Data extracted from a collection
——————

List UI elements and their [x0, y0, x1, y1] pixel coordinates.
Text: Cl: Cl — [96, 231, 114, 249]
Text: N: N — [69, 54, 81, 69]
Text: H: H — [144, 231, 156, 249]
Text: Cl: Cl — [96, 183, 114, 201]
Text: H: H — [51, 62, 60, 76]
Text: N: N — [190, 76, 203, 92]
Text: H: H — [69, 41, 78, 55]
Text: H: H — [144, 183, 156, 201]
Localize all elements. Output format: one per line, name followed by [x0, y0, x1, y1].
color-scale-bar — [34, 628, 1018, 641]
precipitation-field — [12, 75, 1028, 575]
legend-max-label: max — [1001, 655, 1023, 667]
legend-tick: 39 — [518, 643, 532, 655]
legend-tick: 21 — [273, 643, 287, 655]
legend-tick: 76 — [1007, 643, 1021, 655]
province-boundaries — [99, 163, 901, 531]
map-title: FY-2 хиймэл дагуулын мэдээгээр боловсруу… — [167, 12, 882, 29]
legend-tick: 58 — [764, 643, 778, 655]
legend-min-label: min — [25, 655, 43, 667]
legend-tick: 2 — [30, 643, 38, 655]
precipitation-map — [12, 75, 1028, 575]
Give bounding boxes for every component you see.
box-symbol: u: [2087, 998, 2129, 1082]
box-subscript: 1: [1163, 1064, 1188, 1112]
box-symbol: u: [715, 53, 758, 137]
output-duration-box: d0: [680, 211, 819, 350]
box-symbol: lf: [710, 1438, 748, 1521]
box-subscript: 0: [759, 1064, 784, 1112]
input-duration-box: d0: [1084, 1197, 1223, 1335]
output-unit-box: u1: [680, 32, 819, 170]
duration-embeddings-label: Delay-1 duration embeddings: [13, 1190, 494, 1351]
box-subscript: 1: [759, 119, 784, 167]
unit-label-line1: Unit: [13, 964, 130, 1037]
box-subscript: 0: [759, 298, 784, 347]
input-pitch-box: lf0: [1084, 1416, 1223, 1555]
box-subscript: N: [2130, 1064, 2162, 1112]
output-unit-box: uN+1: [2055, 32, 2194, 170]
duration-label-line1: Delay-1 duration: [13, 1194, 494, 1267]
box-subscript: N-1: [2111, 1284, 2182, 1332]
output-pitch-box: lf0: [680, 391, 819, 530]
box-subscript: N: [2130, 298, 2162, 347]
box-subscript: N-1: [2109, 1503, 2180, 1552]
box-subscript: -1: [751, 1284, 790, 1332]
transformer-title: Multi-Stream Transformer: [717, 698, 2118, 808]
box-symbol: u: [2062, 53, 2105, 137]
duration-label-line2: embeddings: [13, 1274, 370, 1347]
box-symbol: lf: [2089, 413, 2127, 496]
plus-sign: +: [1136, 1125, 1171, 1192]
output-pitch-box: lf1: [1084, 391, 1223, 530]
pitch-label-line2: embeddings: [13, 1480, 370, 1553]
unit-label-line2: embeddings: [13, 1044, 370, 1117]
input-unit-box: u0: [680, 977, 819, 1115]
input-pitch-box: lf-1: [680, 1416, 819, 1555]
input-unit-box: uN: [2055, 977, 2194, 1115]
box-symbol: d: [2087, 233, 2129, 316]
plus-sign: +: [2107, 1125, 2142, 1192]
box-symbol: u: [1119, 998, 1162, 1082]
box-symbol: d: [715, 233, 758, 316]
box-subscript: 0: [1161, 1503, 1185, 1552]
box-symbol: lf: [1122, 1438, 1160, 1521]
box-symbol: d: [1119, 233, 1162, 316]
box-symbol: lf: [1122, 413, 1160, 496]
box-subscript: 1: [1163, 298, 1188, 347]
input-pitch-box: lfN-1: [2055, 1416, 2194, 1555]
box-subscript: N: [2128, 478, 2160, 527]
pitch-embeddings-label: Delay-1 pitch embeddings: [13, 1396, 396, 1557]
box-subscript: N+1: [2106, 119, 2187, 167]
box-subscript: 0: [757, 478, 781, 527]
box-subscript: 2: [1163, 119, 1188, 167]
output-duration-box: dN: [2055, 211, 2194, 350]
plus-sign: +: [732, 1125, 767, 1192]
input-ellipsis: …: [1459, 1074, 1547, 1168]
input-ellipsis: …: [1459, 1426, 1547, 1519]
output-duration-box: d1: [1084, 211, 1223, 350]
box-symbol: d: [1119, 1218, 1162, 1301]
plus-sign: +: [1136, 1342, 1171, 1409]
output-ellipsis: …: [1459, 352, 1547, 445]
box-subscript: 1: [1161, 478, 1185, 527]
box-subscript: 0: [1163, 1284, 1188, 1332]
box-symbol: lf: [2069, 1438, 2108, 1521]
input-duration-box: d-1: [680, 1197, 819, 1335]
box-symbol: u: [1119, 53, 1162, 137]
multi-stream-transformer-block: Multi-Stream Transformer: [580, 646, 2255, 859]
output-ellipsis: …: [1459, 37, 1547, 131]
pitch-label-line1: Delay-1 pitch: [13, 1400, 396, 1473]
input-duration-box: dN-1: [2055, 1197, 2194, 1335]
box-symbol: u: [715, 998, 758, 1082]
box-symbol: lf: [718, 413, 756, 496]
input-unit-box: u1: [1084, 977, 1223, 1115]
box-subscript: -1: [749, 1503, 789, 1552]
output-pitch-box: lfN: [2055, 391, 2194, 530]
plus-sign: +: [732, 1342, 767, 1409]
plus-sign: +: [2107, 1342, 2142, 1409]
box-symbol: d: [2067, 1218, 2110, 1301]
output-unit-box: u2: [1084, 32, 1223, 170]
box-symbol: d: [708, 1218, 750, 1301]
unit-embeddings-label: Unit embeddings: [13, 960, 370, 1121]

——————

§ **Objective**: Format every line of all the entries above as a numbered list, leaving out any blank lines.

§ **In response**:
1. List UI elements and their [x0, y0, x1, y1] pixel coordinates.
2. Text: Cl: Cl — [96, 231, 114, 249]
3. Text: N: N — [69, 54, 81, 69]
4. Text: H: H — [144, 231, 156, 249]
5. Text: Cl: Cl — [96, 183, 114, 201]
6. Text: H: H — [51, 62, 60, 76]
7. Text: N: N — [190, 76, 203, 92]
8. Text: H: H — [69, 41, 78, 55]
9. Text: H: H — [144, 183, 156, 201]
10. Localize all elements. Output format: one per line, name followed by [x0, y0, x1, y1].
11. color-scale-bar — [34, 628, 1018, 641]
12. precipitation-field — [12, 75, 1028, 575]
13. legend-max-label: max — [1001, 655, 1023, 667]
14. legend-tick: 39 — [518, 643, 532, 655]
15. legend-tick: 21 — [273, 643, 287, 655]
16. legend-tick: 76 — [1007, 643, 1021, 655]
17. province-boundaries — [99, 163, 901, 531]
18. map-title: FY-2 хиймэл дагуулын мэдээгээр боловсруу… — [167, 12, 882, 29]
19. legend-tick: 58 — [764, 643, 778, 655]
20. legend-min-label: min — [25, 655, 43, 667]
21. legend-tick: 2 — [30, 643, 38, 655]
22. precipitation-map — [12, 75, 1028, 575]
23. Give bounding boxes for every component you see.
24. box-symbol: u: [2087, 998, 2129, 1082]
25. box-subscript: 1: [1163, 1064, 1188, 1112]
26. box-symbol: u: [715, 53, 758, 137]
27. output-duration-box: d0: [680, 211, 819, 350]
28. box-symbol: lf: [710, 1438, 748, 1521]
29. box-subscript: 0: [759, 1064, 784, 1112]
30. input-duration-box: d0: [1084, 1197, 1223, 1335]
31. output-unit-box: u1: [680, 32, 819, 170]
32. duration-embeddings-label: Delay-1 duration embeddings: [13, 1190, 494, 1351]
33. box-subscript: 1: [759, 119, 784, 167]
34. unit-label-line1: Unit: [13, 964, 130, 1037]
35. box-subscript: 0: [759, 298, 784, 347]
36. input-pitch-box: lf0: [1084, 1416, 1223, 1555]
37. box-subscript: N: [2130, 1064, 2162, 1112]
38. output-unit-box: uN+1: [2055, 32, 2194, 170]
39. duration-label-line1: Delay-1 duration: [13, 1194, 494, 1267]
40. box-subscript: N-1: [2111, 1284, 2182, 1332]
41. output-pitch-box: lf0: [680, 391, 819, 530]
42. box-subscript: N: [2130, 298, 2162, 347]
43. box-subscript: N-1: [2109, 1503, 2180, 1552]
44. box-subscript: -1: [751, 1284, 790, 1332]
45. transformer-title: Multi-Stream Transformer: [717, 698, 2118, 808]
46. box-symbol: u: [2062, 53, 2105, 137]
47. duration-label-line2: embeddings: [13, 1274, 370, 1347]
48. box-symbol: lf: [2089, 413, 2127, 496]
49. plus-sign: +: [1136, 1125, 1171, 1192]
50. output-pitch-box: lf1: [1084, 391, 1223, 530]
51. pitch-label-line2: embeddings: [13, 1480, 370, 1553]
52. unit-label-line2: embeddings: [13, 1044, 370, 1117]
53. input-unit-box: u0: [680, 977, 819, 1115]
54. input-pitch-box: lf-1: [680, 1416, 819, 1555]
55. input-unit-box: uN: [2055, 977, 2194, 1115]
56. box-symbol: d: [2087, 233, 2129, 316]
57. plus-sign: +: [2107, 1125, 2142, 1192]
58. box-symbol: u: [1119, 998, 1162, 1082]
59. box-symbol: d: [715, 233, 758, 316]
60. box-subscript: 0: [1161, 1503, 1185, 1552]
61. box-symbol: lf: [1122, 1438, 1160, 1521]
62. box-symbol: d: [1119, 233, 1162, 316]
63. box-symbol: lf: [1122, 413, 1160, 496]
64. box-subscript: 1: [1163, 298, 1188, 347]
65. input-pitch-box: lfN-1: [2055, 1416, 2194, 1555]
66. box-subscript: N: [2128, 478, 2160, 527]
67. pitch-embeddings-label: Delay-1 pitch embeddings: [13, 1396, 396, 1557]
68. box-subscript: N+1: [2106, 119, 2187, 167]
69. box-subscript: 0: [757, 478, 781, 527]
70. box-subscript: 2: [1163, 119, 1188, 167]
71. output-duration-box: dN: [2055, 211, 2194, 350]
72. plus-sign: +: [732, 1125, 767, 1192]
73. input-ellipsis: …: [1459, 1074, 1547, 1168]
74. input-ellipsis: …: [1459, 1426, 1547, 1519]
75. output-duration-box: d1: [1084, 211, 1223, 350]
76. box-symbol: d: [1119, 1218, 1162, 1301]
77. plus-sign: +: [1136, 1342, 1171, 1409]
78. output-ellipsis: …: [1459, 352, 1547, 445]
79. box-subscript: 1: [1161, 478, 1185, 527]
80. box-subscript: 0: [1163, 1284, 1188, 1332]
81. box-symbol: lf: [2069, 1438, 2108, 1521]
82. input-duration-box: d-1: [680, 1197, 819, 1335]
83. box-symbol: u: [1119, 53, 1162, 137]
84. multi-stream-transformer-block: Multi-Stream Transformer: [580, 646, 2255, 859]
85. output-ellipsis: …: [1459, 37, 1547, 131]
86. pitch-label-line1: Delay-1 pitch: [13, 1400, 396, 1473]
87. input-duration-box: dN-1: [2055, 1197, 2194, 1335]
88. box-symbol: u: [715, 998, 758, 1082]
89. box-symbol: lf: [718, 413, 756, 496]
90. input-unit-box: u1: [1084, 977, 1223, 1115]
91. box-subscript: -1: [749, 1503, 789, 1552]
92. output-pitch-box: lfN: [2055, 391, 2194, 530]
93. plus-sign: +: [732, 1342, 767, 1409]
94. plus-sign: +: [2107, 1342, 2142, 1409]
95. box-symbol: d: [2067, 1218, 2110, 1301]
96. output-unit-box: u2: [1084, 32, 1223, 170]
97. box-symbol: d: [708, 1218, 750, 1301]
98. unit-embeddings-label: Unit embeddings: [13, 960, 370, 1121]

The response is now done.